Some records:
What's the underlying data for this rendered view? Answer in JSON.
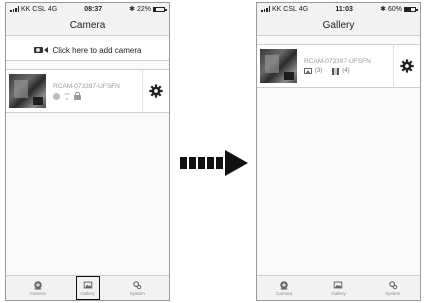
{
  "left_screen": {
    "status": {
      "carrier": "KK CSL",
      "network": "4G",
      "time": "08:37",
      "bt": "✱",
      "battery": "22%",
      "battery_level": 0.22
    },
    "title": "Camera",
    "add_camera": {
      "label": "Click here to add camera",
      "icon": "camera-icon"
    },
    "device": {
      "name": "RCAM-073397-UFSFN"
    },
    "tabs": [
      {
        "label": "Camera",
        "icon": "camera-tab-icon"
      },
      {
        "label": "Gallery",
        "icon": "gallery-tab-icon",
        "highlighted": true
      },
      {
        "label": "System",
        "icon": "gears-tab-icon"
      }
    ]
  },
  "right_screen": {
    "status": {
      "carrier": "KK CSL",
      "network": "4G",
      "time": "11:03",
      "bt": "✱",
      "battery": "60%",
      "battery_level": 0.6
    },
    "title": "Gallery",
    "device": {
      "name": "RCAM-073397-UFSFN",
      "photo_count": "(3)",
      "video_count": "(4)"
    },
    "tabs": [
      {
        "label": "Camera",
        "icon": "camera-tab-icon"
      },
      {
        "label": "Gallery",
        "icon": "gallery-tab-icon"
      },
      {
        "label": "System",
        "icon": "gears-tab-icon"
      }
    ]
  },
  "transition_arrow": {
    "icon": "dashed-arrow-right-icon",
    "color": "#111111"
  }
}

- _Problem to solve_
Set down the material above as is, without any pictures.

- _Reply to the task_
What's the underlying data for this rendered view? Answer in JSON.
{
  "left_screen": {
    "status": {
      "carrier": "KK CSL",
      "network": "4G",
      "time": "08:37",
      "bt": "✱",
      "battery": "22%",
      "battery_level": 0.22
    },
    "title": "Camera",
    "add_camera": {
      "label": "Click here to add camera",
      "icon": "camera-icon"
    },
    "device": {
      "name": "RCAM-073397-UFSFN"
    },
    "tabs": [
      {
        "label": "Camera",
        "icon": "camera-tab-icon"
      },
      {
        "label": "Gallery",
        "icon": "gallery-tab-icon",
        "highlighted": true
      },
      {
        "label": "System",
        "icon": "gears-tab-icon"
      }
    ]
  },
  "right_screen": {
    "status": {
      "carrier": "KK CSL",
      "network": "4G",
      "time": "11:03",
      "bt": "✱",
      "battery": "60%",
      "battery_level": 0.6
    },
    "title": "Gallery",
    "device": {
      "name": "RCAM-073397-UFSFN",
      "photo_count": "(3)",
      "video_count": "(4)"
    },
    "tabs": [
      {
        "label": "Camera",
        "icon": "camera-tab-icon"
      },
      {
        "label": "Gallery",
        "icon": "gallery-tab-icon"
      },
      {
        "label": "System",
        "icon": "gears-tab-icon"
      }
    ]
  },
  "transition_arrow": {
    "icon": "dashed-arrow-right-icon",
    "color": "#111111"
  }
}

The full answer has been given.